### Exercise description
Leave the pictures out. Return all other data exactly.
---*---
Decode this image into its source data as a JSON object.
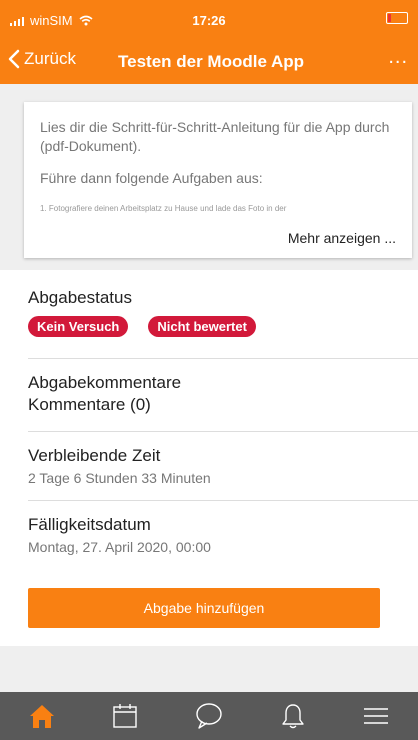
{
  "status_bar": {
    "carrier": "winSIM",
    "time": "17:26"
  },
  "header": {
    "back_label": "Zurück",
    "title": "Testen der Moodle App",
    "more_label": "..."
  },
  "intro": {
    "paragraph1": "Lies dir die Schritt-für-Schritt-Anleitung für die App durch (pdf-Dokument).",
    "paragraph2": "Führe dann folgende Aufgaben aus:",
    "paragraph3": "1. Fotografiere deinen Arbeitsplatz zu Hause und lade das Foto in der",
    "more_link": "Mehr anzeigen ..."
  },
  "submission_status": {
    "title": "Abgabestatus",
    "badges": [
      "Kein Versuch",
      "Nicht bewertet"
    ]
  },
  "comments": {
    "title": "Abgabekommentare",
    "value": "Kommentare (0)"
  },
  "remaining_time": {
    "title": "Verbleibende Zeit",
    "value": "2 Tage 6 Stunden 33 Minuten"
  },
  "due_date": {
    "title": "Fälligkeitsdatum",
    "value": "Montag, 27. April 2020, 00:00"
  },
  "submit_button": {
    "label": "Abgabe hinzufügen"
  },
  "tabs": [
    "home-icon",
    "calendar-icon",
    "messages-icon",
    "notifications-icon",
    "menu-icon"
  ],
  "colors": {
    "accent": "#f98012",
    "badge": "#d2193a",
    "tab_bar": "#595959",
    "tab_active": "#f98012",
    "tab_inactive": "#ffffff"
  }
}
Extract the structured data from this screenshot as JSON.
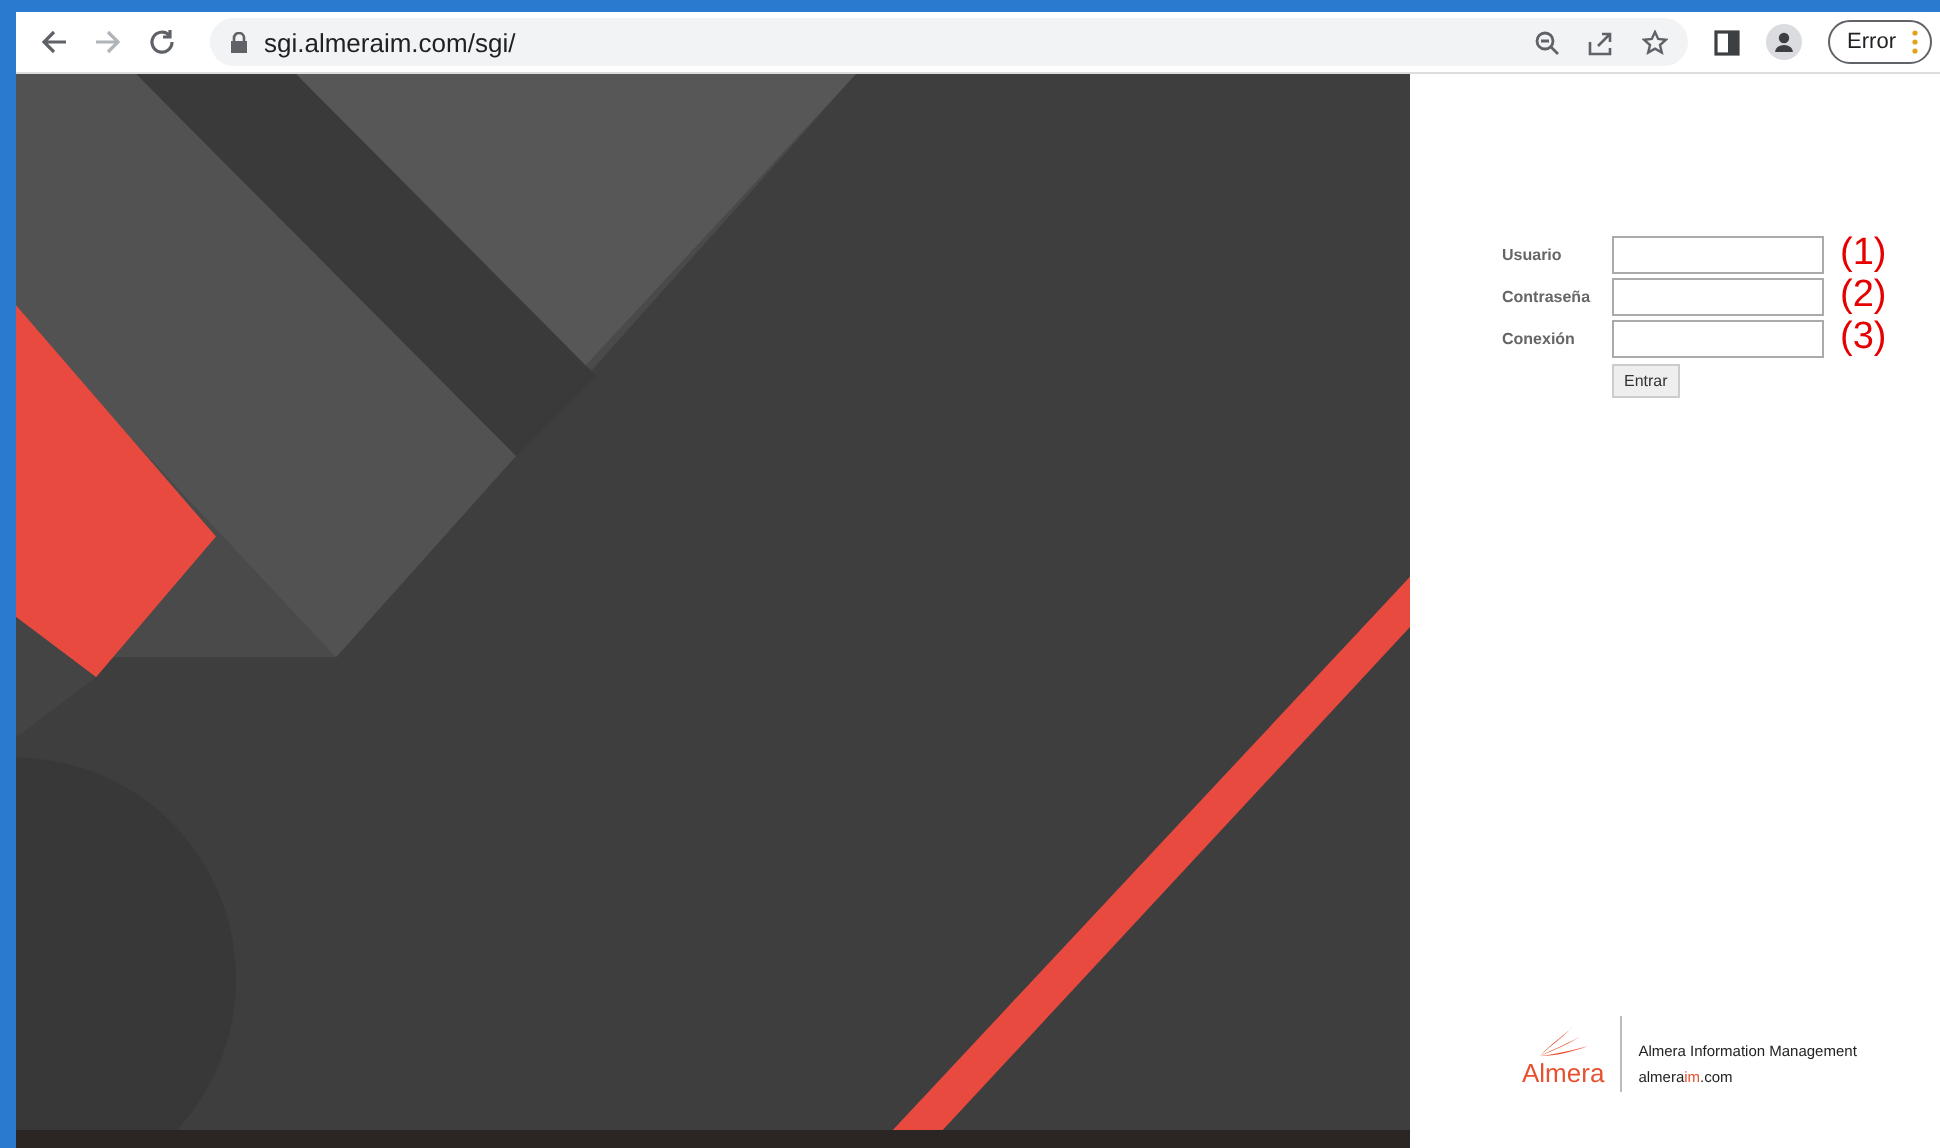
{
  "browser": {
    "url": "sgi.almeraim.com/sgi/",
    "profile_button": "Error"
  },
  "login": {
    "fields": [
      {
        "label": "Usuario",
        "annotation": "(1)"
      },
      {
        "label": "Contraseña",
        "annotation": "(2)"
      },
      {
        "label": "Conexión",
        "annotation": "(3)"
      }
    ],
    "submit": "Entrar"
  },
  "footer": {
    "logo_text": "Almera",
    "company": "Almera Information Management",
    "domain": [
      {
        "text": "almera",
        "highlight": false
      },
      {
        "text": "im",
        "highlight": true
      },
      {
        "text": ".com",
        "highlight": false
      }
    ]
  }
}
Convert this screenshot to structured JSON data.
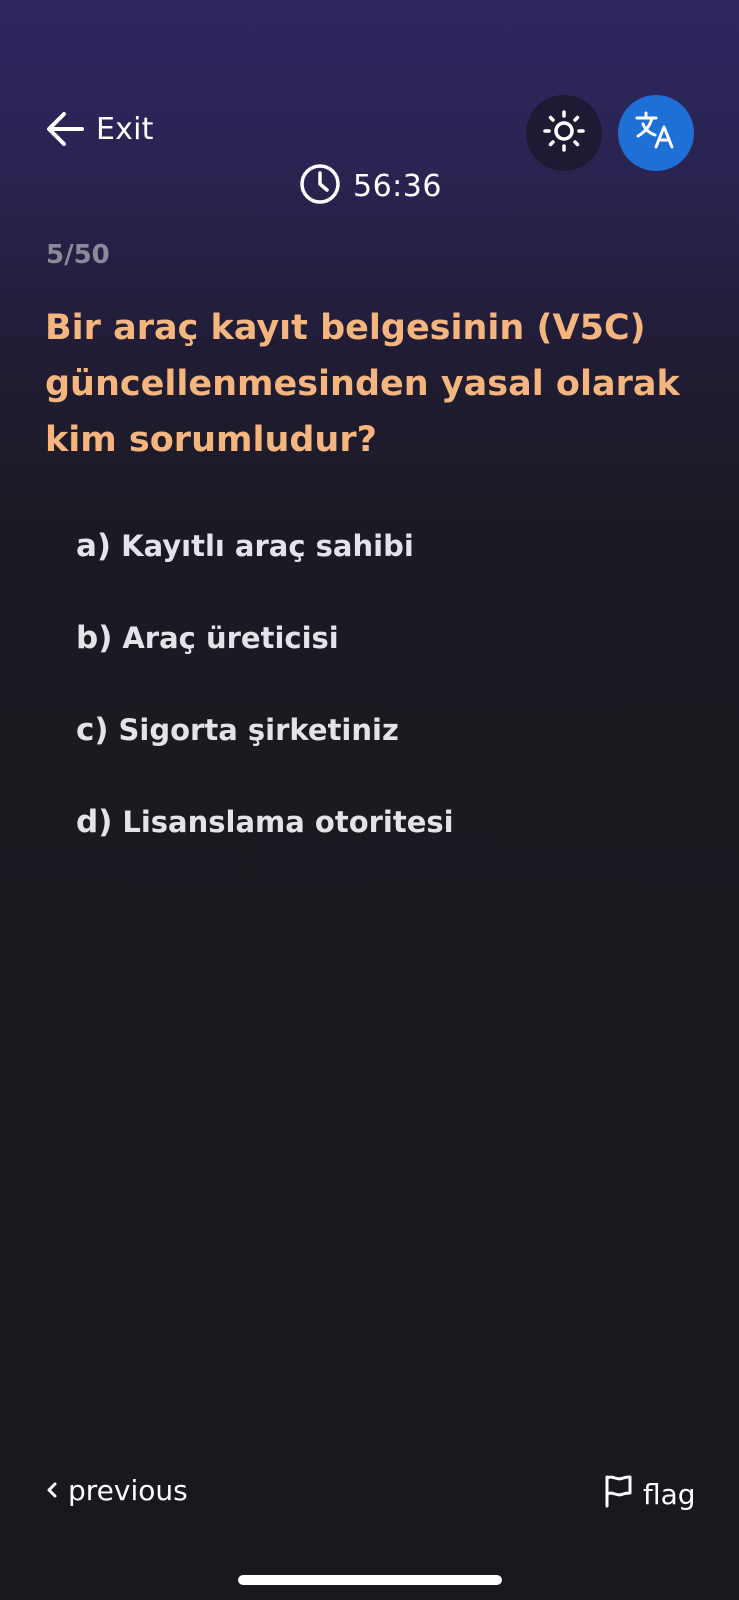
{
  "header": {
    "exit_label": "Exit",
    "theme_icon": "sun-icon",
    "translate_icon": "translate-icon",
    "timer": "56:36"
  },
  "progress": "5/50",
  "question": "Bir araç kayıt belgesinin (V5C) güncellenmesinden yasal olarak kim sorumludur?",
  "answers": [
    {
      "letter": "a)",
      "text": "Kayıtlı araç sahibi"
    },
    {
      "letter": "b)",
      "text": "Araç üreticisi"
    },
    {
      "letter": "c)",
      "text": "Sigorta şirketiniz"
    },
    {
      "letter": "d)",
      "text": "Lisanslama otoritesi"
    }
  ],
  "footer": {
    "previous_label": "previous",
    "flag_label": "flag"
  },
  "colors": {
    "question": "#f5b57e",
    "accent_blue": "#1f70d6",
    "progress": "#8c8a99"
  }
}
---*---
### The response
Decode this image into its source data as a JSON object.
{
  "status_bar": {
    "carrier": "winSIM",
    "time": "17:26"
  },
  "header": {
    "back_label": "Zurück",
    "title": "Testen der Moodle App",
    "more_label": "..."
  },
  "intro": {
    "paragraph1": "Lies dir die Schritt-für-Schritt-Anleitung für die App durch (pdf-Dokument).",
    "paragraph2": "Führe dann folgende Aufgaben aus:",
    "paragraph3": "1. Fotografiere deinen Arbeitsplatz zu Hause und lade das Foto in der",
    "more_link": "Mehr anzeigen ..."
  },
  "submission_status": {
    "title": "Abgabestatus",
    "badges": [
      "Kein Versuch",
      "Nicht bewertet"
    ]
  },
  "comments": {
    "title": "Abgabekommentare",
    "value": "Kommentare (0)"
  },
  "remaining_time": {
    "title": "Verbleibende Zeit",
    "value": "2 Tage 6 Stunden 33 Minuten"
  },
  "due_date": {
    "title": "Fälligkeitsdatum",
    "value": "Montag, 27. April 2020, 00:00"
  },
  "submit_button": {
    "label": "Abgabe hinzufügen"
  },
  "tabs": [
    "home-icon",
    "calendar-icon",
    "messages-icon",
    "notifications-icon",
    "menu-icon"
  ],
  "colors": {
    "accent": "#f98012",
    "badge": "#d2193a",
    "tab_bar": "#595959",
    "tab_active": "#f98012",
    "tab_inactive": "#ffffff"
  }
}
Extract the structured data from this screenshot as JSON.
{
  "browser": {
    "url": "sgi.almeraim.com/sgi/",
    "profile_button": "Error"
  },
  "login": {
    "fields": [
      {
        "label": "Usuario",
        "annotation": "(1)"
      },
      {
        "label": "Contraseña",
        "annotation": "(2)"
      },
      {
        "label": "Conexión",
        "annotation": "(3)"
      }
    ],
    "submit": "Entrar"
  },
  "footer": {
    "logo_text": "Almera",
    "company": "Almera Information Management",
    "domain": [
      {
        "text": "almera",
        "highlight": false
      },
      {
        "text": "im",
        "highlight": true
      },
      {
        "text": ".com",
        "highlight": false
      }
    ]
  }
}
Convert this screenshot to structured JSON data.
{
  "header": {
    "exit_label": "Exit",
    "theme_icon": "sun-icon",
    "translate_icon": "translate-icon",
    "timer": "56:36"
  },
  "progress": "5/50",
  "question": "Bir araç kayıt belgesinin (V5C) güncellenmesinden yasal olarak kim sorumludur?",
  "answers": [
    {
      "letter": "a)",
      "text": "Kayıtlı araç sahibi"
    },
    {
      "letter": "b)",
      "text": "Araç üreticisi"
    },
    {
      "letter": "c)",
      "text": "Sigorta şirketiniz"
    },
    {
      "letter": "d)",
      "text": "Lisanslama otoritesi"
    }
  ],
  "footer": {
    "previous_label": "previous",
    "flag_label": "flag"
  },
  "colors": {
    "question": "#f5b57e",
    "accent_blue": "#1f70d6",
    "progress": "#8c8a99"
  }
}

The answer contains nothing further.